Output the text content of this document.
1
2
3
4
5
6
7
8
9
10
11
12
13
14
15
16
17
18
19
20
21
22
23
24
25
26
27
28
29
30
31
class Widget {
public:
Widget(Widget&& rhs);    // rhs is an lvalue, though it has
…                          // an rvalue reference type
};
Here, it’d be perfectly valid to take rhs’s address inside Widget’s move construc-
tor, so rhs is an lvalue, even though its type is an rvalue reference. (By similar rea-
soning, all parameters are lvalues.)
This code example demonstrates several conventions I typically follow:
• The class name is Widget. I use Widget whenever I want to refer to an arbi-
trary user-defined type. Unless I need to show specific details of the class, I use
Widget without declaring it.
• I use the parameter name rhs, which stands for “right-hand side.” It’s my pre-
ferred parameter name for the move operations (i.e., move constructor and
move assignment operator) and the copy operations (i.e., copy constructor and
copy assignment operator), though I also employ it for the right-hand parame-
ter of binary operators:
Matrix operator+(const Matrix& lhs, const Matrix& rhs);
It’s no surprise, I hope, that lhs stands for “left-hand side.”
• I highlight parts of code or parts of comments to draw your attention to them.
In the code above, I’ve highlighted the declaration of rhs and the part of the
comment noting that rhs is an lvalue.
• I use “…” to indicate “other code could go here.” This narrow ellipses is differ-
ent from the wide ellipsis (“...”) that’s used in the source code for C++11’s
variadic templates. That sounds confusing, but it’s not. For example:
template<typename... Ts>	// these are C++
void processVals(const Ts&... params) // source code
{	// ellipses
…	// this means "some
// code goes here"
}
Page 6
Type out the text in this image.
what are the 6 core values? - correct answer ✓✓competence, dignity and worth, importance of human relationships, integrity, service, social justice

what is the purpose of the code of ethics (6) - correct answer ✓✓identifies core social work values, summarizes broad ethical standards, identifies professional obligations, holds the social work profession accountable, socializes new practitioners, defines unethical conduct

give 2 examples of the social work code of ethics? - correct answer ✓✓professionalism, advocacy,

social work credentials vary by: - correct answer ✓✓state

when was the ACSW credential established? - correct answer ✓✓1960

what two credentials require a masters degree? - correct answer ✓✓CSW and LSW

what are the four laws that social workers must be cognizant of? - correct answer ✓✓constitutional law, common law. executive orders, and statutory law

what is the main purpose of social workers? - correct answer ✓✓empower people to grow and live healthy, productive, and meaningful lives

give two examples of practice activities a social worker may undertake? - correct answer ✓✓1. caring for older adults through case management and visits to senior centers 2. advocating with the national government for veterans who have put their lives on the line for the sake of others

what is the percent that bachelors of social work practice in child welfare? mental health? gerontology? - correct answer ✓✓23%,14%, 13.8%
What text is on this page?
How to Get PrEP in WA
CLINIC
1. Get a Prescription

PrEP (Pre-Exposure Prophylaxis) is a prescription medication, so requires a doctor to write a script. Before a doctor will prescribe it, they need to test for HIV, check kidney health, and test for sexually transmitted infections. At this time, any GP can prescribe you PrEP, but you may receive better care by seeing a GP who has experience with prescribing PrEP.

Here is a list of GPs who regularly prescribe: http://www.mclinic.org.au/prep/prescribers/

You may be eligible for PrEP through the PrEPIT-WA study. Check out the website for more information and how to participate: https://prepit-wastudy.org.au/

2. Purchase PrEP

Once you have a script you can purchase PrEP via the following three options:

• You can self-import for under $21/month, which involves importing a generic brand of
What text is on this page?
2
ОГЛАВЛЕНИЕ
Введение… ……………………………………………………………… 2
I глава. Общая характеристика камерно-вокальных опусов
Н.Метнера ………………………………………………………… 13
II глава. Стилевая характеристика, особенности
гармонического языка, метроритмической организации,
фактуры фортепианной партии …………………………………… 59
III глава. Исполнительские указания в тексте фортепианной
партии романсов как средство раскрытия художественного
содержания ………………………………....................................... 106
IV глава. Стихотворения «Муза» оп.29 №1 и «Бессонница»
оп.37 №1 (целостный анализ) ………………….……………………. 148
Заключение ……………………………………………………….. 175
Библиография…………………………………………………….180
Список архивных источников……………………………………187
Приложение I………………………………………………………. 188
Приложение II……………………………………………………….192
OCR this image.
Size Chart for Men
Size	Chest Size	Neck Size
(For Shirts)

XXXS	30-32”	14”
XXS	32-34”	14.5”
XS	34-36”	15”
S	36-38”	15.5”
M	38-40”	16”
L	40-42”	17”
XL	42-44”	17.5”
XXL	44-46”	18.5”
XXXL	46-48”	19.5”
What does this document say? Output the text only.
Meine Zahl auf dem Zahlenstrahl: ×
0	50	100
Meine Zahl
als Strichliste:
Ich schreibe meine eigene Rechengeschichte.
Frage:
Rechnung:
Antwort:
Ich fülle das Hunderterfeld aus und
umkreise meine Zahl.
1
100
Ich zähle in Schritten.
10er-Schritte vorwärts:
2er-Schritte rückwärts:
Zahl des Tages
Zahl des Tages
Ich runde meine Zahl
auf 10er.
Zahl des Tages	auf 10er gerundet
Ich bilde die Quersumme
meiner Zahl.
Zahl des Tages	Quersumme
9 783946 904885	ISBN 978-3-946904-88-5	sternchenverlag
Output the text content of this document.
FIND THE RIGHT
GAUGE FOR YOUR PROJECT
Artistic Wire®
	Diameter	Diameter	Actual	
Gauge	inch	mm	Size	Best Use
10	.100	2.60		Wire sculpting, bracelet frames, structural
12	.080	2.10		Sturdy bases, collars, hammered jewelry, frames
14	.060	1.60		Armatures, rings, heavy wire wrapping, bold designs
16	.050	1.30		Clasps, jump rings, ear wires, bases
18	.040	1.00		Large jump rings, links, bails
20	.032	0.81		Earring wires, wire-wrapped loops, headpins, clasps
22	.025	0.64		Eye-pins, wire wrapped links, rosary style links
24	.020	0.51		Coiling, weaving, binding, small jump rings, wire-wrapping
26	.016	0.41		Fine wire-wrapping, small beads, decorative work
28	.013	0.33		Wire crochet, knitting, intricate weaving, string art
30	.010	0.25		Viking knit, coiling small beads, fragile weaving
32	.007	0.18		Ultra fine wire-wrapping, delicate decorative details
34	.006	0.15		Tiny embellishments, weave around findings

□ □ □ □ □

[GIVEN REQUEST]: Extract each line of the listing above, copying it word for word.

[REPLY]:
Output the text content of this document.
1
2
3
4
5
6
7
8
9
10
11
12
13
14
15
16
17
18
19
20
21
22
23
24
25
26
27
28
29
30
31
class Widget {
public:
Widget(Widget&& rhs);    // rhs is an lvalue, though it has
…                          // an rvalue reference type
};
Here, it’d be perfectly valid to take rhs’s address inside Widget’s move construc-
tor, so rhs is an lvalue, even though its type is an rvalue reference. (By similar rea-
soning, all parameters are lvalues.)
This code example demonstrates several conventions I typically follow:
• The class name is Widget. I use Widget whenever I want to refer to an arbi-
trary user-defined type. Unless I need to show specific details of the class, I use
Widget without declaring it.
• I use the parameter name rhs, which stands for “right-hand side.” It’s my pre-
ferred parameter name for the move operations (i.e., move constructor and
move assignment operator) and the copy operations (i.e., copy constructor and
copy assignment operator), though I also employ it for the right-hand parame-
ter of binary operators:
Matrix operator+(const Matrix& lhs, const Matrix& rhs);
It’s no surprise, I hope, that lhs stands for “left-hand side.”
• I highlight parts of code or parts of comments to draw your attention to them.
In the code above, I’ve highlighted the declaration of rhs and the part of the
comment noting that rhs is an lvalue.
• I use “…” to indicate “other code could go here.” This narrow ellipses is differ-
ent from the wide ellipsis (“...”) that’s used in the source code for C++11’s
variadic templates. That sounds confusing, but it’s not. For example:
template<typename... Ts>	// these are C++
void processVals(const Ts&... params) // source code
{	// ellipses
…	// this means "some
// code goes here"
}
Page 6
Type out the text in this image.
what are the 6 core values? - correct answer ✓✓competence, dignity and worth, importance of human relationships, integrity, service, social justice

what is the purpose of the code of ethics (6) - correct answer ✓✓identifies core social work values, summarizes broad ethical standards, identifies professional obligations, holds the social work profession accountable, socializes new practitioners, defines unethical conduct

give 2 examples of the social work code of ethics? - correct answer ✓✓professionalism, advocacy,

social work credentials vary by: - correct answer ✓✓state

when was the ACSW credential established? - correct answer ✓✓1960

what two credentials require a masters degree? - correct answer ✓✓CSW and LSW

what are the four laws that social workers must be cognizant of? - correct answer ✓✓constitutional law, common law. executive orders, and statutory law

what is the main purpose of social workers? - correct answer ✓✓empower people to grow and live healthy, productive, and meaningful lives

give two examples of practice activities a social worker may undertake? - correct answer ✓✓1. caring for older adults through case management and visits to senior centers 2. advocating with the national government for veterans who have put their lives on the line for the sake of others

what is the percent that bachelors of social work practice in child welfare? mental health? gerontology? - correct answer ✓✓23%,14%, 13.8%
What text is on this page?
How to Get PrEP in WA
CLINIC
1. Get a Prescription

PrEP (Pre-Exposure Prophylaxis) is a prescription medication, so requires a doctor to write a script. Before a doctor will prescribe it, they need to test for HIV, check kidney health, and test for sexually transmitted infections. At this time, any GP can prescribe you PrEP, but you may receive better care by seeing a GP who has experience with prescribing PrEP.

Here is a list of GPs who regularly prescribe: http://www.mclinic.org.au/prep/prescribers/

You may be eligible for PrEP through the PrEPIT-WA study. Check out the website for more information and how to participate: https://prepit-wastudy.org.au/

2. Purchase PrEP

Once you have a script you can purchase PrEP via the following three options:

• You can self-import for under $21/month, which involves importing a generic brand of
What text is on this page?
2
ОГЛАВЛЕНИЕ
Введение… ……………………………………………………………… 2
I глава. Общая характеристика камерно-вокальных опусов
Н.Метнера ………………………………………………………… 13
II глава. Стилевая характеристика, особенности
гармонического языка, метроритмической организации,
фактуры фортепианной партии …………………………………… 59
III глава. Исполнительские указания в тексте фортепианной
партии романсов как средство раскрытия художественного
содержания ………………………………....................................... 106
IV глава. Стихотворения «Муза» оп.29 №1 и «Бессонница»
оп.37 №1 (целостный анализ) ………………….……………………. 148
Заключение ……………………………………………………….. 175
Библиография…………………………………………………….180
Список архивных источников……………………………………187
Приложение I………………………………………………………. 188
Приложение II……………………………………………………….192
OCR this image.
Size Chart for Men
Size	Chest Size	Neck Size
(For Shirts)

XXXS	30-32”	14”
XXS	32-34”	14.5”
XS	34-36”	15”
S	36-38”	15.5”
M	38-40”	16”
L	40-42”	17”
XL	42-44”	17.5”
XXL	44-46”	18.5”
XXXL	46-48”	19.5”
What does this document say? Output the text only.
Meine Zahl auf dem Zahlenstrahl: ×
0	50	100
Meine Zahl
als Strichliste:
Ich schreibe meine eigene Rechengeschichte.
Frage:
Rechnung:
Antwort:
Ich fülle das Hunderterfeld aus und
umkreise meine Zahl.
1
100
Ich zähle in Schritten.
10er-Schritte vorwärts:
2er-Schritte rückwärts:
Zahl des Tages
Zahl des Tages
Ich runde meine Zahl
auf 10er.
Zahl des Tages	auf 10er gerundet
Ich bilde die Quersumme
meiner Zahl.
Zahl des Tages	Quersumme
9 783946 904885	ISBN 978-3-946904-88-5	sternchenverlag
Output the text content of this document.
FIND THE RIGHT
GAUGE FOR YOUR PROJECT
Artistic Wire®
	Diameter	Diameter	Actual	
Gauge	inch	mm	Size	Best Use
10	.100	2.60		Wire sculpting, bracelet frames, structural
12	.080	2.10		Sturdy bases, collars, hammered jewelry, frames
14	.060	1.60		Armatures, rings, heavy wire wrapping, bold designs
16	.050	1.30		Clasps, jump rings, ear wires, bases
18	.040	1.00		Large jump rings, links, bails
20	.032	0.81		Earring wires, wire-wrapped loops, headpins, clasps
22	.025	0.64		Eye-pins, wire wrapped links, rosary style links
24	.020	0.51		Coiling, weaving, binding, small jump rings, wire-wrapping
26	.016	0.41		Fine wire-wrapping, small beads, decorative work
28	.013	0.33		Wire crochet, knitting, intricate weaving, string art
30	.010	0.25		Viking knit, coiling small beads, fragile weaving
32	.007	0.18		Ultra fine wire-wrapping, delicate decorative details
34	.006	0.15		Tiny embellishments, weave around findings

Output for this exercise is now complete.